Stated problem: Copy the records that follow exactly as written, but not their pictures.

Supplied data:

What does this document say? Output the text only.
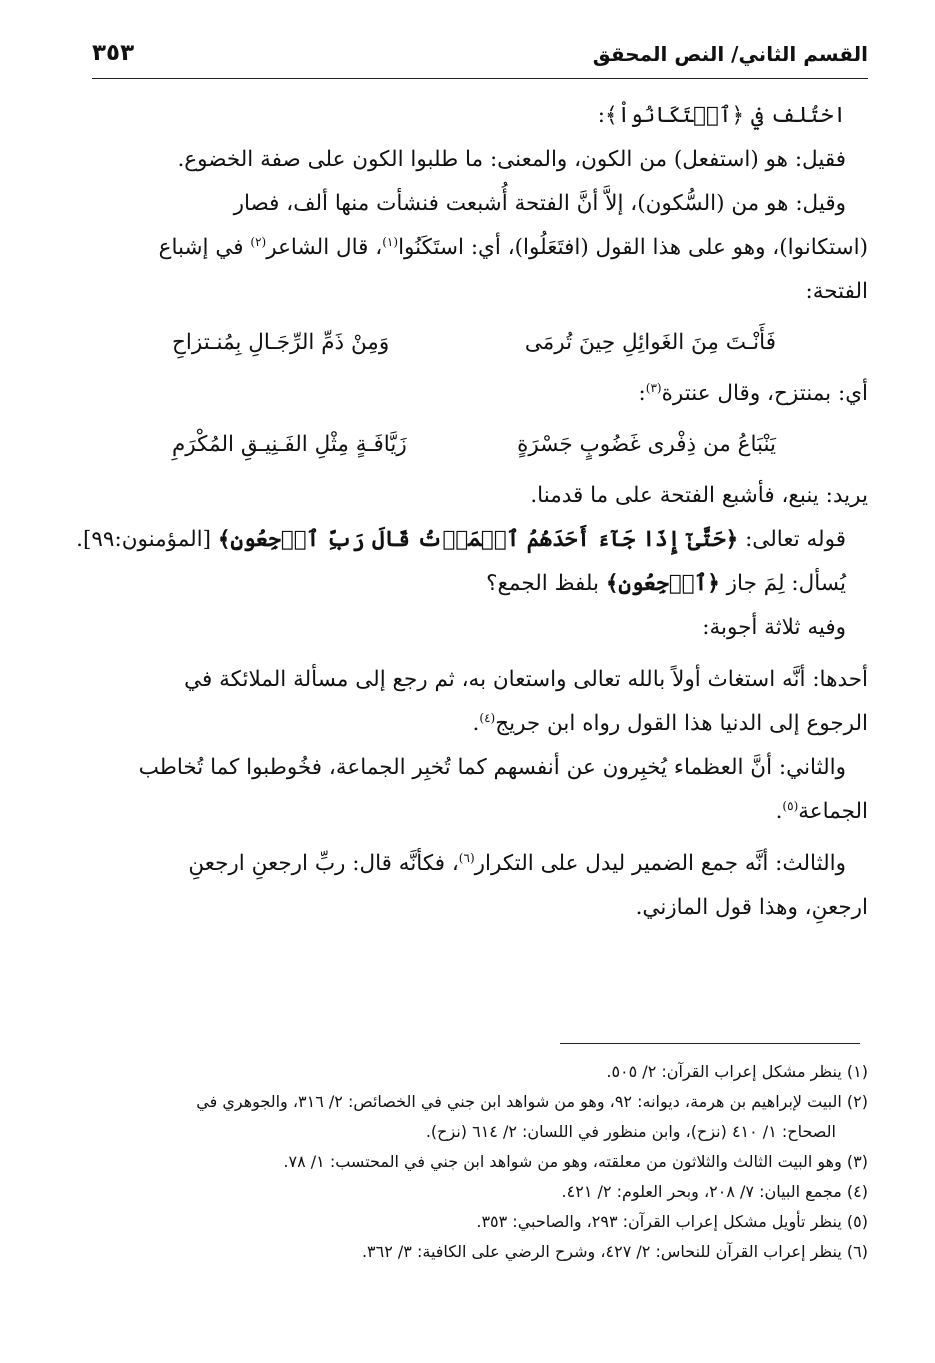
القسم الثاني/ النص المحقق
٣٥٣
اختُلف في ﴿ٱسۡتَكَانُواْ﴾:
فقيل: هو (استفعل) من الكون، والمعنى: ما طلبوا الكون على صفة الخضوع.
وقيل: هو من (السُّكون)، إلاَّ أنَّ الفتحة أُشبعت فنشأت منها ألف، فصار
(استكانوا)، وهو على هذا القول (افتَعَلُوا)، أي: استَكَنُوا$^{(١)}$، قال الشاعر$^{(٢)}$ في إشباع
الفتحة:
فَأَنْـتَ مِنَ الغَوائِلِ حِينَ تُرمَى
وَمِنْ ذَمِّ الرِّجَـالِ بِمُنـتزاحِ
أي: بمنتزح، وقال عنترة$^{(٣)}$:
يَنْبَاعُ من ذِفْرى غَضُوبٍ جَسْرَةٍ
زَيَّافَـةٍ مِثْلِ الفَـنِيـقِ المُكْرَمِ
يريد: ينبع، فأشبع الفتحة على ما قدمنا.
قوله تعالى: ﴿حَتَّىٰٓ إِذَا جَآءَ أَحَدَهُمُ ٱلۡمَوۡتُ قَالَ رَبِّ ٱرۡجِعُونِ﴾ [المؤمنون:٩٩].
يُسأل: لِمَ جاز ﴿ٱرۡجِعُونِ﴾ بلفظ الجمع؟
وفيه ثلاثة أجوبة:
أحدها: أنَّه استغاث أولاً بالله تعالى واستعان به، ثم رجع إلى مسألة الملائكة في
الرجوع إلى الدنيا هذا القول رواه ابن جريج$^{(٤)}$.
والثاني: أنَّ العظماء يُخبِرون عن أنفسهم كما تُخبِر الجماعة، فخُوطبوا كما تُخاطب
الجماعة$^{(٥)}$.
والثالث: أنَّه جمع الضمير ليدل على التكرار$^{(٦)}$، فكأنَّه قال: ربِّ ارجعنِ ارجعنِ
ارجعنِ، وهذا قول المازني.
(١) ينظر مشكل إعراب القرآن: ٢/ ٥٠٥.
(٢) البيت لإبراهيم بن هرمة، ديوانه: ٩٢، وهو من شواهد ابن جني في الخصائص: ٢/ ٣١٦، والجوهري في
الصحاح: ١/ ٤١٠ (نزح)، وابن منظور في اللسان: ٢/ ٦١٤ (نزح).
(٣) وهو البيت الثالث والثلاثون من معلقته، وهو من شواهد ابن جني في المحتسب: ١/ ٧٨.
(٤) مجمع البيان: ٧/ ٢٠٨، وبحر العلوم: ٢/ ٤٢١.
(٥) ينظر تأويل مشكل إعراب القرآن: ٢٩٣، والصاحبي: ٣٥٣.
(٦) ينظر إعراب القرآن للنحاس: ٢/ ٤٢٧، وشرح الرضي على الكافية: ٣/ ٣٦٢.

Result:
What does this document say? Output the text only.
القسم الثاني/ النص المحقق
٣٥٣
اختُلف في ﴿ٱسۡتَكَانُواْ﴾:
فقيل: هو (استفعل) من الكون، والمعنى: ما طلبوا الكون على صفة الخضوع.
وقيل: هو من (السُّكون)، إلاَّ أنَّ الفتحة أُشبعت فنشأت منها ألف، فصار
(استكانوا)، وهو على هذا القول (افتَعَلُوا)، أي: استَكَنُوا$^{(١)}$، قال الشاعر$^{(٢)}$ في إشباع
الفتحة:
فَأَنْـتَ مِنَ الغَوائِلِ حِينَ تُرمَى
وَمِنْ ذَمِّ الرِّجَـالِ بِمُنـتزاحِ
أي: بمنتزح، وقال عنترة$^{(٣)}$:
يَنْبَاعُ من ذِفْرى غَضُوبٍ جَسْرَةٍ
زَيَّافَـةٍ مِثْلِ الفَـنِيـقِ المُكْرَمِ
يريد: ينبع، فأشبع الفتحة على ما قدمنا.
قوله تعالى: ﴿حَتَّىٰٓ إِذَا جَآءَ أَحَدَهُمُ ٱلۡمَوۡتُ قَالَ رَبِّ ٱرۡجِعُونِ﴾ [المؤمنون:٩٩].
يُسأل: لِمَ جاز ﴿ٱرۡجِعُونِ﴾ بلفظ الجمع؟
وفيه ثلاثة أجوبة:
أحدها: أنَّه استغاث أولاً بالله تعالى واستعان به، ثم رجع إلى مسألة الملائكة في
الرجوع إلى الدنيا هذا القول رواه ابن جريج$^{(٤)}$.
والثاني: أنَّ العظماء يُخبِرون عن أنفسهم كما تُخبِر الجماعة، فخُوطبوا كما تُخاطب
الجماعة$^{(٥)}$.
والثالث: أنَّه جمع الضمير ليدل على التكرار$^{(٦)}$، فكأنَّه قال: ربِّ ارجعنِ ارجعنِ
ارجعنِ، وهذا قول المازني.
(١) ينظر مشكل إعراب القرآن: ٢/ ٥٠٥.
(٢) البيت لإبراهيم بن هرمة، ديوانه: ٩٢، وهو من شواهد ابن جني في الخصائص: ٢/ ٣١٦، والجوهري في
الصحاح: ١/ ٤١٠ (نزح)، وابن منظور في اللسان: ٢/ ٦١٤ (نزح).
(٣) وهو البيت الثالث والثلاثون من معلقته، وهو من شواهد ابن جني في المحتسب: ١/ ٧٨.
(٤) مجمع البيان: ٧/ ٢٠٨، وبحر العلوم: ٢/ ٤٢١.
(٥) ينظر تأويل مشكل إعراب القرآن: ٢٩٣، والصاحبي: ٣٥٣.
(٦) ينظر إعراب القرآن للنحاس: ٢/ ٤٢٧، وشرح الرضي على الكافية: ٣/ ٣٦٢.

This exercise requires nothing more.